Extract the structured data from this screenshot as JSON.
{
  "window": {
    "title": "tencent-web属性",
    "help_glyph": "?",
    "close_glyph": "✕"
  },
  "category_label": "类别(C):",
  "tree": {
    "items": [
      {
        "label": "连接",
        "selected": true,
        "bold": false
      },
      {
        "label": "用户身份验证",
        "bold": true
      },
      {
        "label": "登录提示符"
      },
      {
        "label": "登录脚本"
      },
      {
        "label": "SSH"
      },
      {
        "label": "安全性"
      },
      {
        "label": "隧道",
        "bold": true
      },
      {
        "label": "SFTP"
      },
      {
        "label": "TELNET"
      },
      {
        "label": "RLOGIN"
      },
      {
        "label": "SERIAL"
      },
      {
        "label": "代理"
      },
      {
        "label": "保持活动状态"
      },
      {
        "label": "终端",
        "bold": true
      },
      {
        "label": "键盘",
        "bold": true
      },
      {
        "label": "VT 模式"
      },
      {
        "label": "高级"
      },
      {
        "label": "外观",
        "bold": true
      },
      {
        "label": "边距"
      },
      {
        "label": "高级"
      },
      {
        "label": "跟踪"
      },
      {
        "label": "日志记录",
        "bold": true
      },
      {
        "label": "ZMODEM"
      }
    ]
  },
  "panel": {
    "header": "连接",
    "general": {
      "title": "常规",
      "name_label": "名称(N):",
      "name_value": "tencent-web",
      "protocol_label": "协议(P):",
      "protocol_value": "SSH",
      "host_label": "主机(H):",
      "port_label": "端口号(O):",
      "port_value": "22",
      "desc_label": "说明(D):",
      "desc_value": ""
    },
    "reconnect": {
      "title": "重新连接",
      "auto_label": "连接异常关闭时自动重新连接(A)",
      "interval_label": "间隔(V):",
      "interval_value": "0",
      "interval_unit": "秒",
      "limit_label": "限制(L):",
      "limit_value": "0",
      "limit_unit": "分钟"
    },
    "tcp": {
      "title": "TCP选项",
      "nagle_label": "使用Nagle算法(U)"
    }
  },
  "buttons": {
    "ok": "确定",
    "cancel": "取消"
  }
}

—————

-- TASK --
Copy each entry exactly, with nothing added or dropped.

-- TASK OUTPUT --
Extract the structured data from this screenshot as JSON.
{
  "window": {
    "title": "tencent-web属性",
    "help_glyph": "?",
    "close_glyph": "✕"
  },
  "category_label": "类别(C):",
  "tree": {
    "items": [
      {
        "label": "连接",
        "selected": true,
        "bold": false
      },
      {
        "label": "用户身份验证",
        "bold": true
      },
      {
        "label": "登录提示符"
      },
      {
        "label": "登录脚本"
      },
      {
        "label": "SSH"
      },
      {
        "label": "安全性"
      },
      {
        "label": "隧道",
        "bold": true
      },
      {
        "label": "SFTP"
      },
      {
        "label": "TELNET"
      },
      {
        "label": "RLOGIN"
      },
      {
        "label": "SERIAL"
      },
      {
        "label": "代理"
      },
      {
        "label": "保持活动状态"
      },
      {
        "label": "终端",
        "bold": true
      },
      {
        "label": "键盘",
        "bold": true
      },
      {
        "label": "VT 模式"
      },
      {
        "label": "高级"
      },
      {
        "label": "外观",
        "bold": true
      },
      {
        "label": "边距"
      },
      {
        "label": "高级"
      },
      {
        "label": "跟踪"
      },
      {
        "label": "日志记录",
        "bold": true
      },
      {
        "label": "ZMODEM"
      }
    ]
  },
  "panel": {
    "header": "连接",
    "general": {
      "title": "常规",
      "name_label": "名称(N):",
      "name_value": "tencent-web",
      "protocol_label": "协议(P):",
      "protocol_value": "SSH",
      "host_label": "主机(H):",
      "port_label": "端口号(O):",
      "port_value": "22",
      "desc_label": "说明(D):",
      "desc_value": ""
    },
    "reconnect": {
      "title": "重新连接",
      "auto_label": "连接异常关闭时自动重新连接(A)",
      "interval_label": "间隔(V):",
      "interval_value": "0",
      "interval_unit": "秒",
      "limit_label": "限制(L):",
      "limit_value": "0",
      "limit_unit": "分钟"
    },
    "tcp": {
      "title": "TCP选项",
      "nagle_label": "使用Nagle算法(U)"
    }
  },
  "buttons": {
    "ok": "确定",
    "cancel": "取消"
  }
}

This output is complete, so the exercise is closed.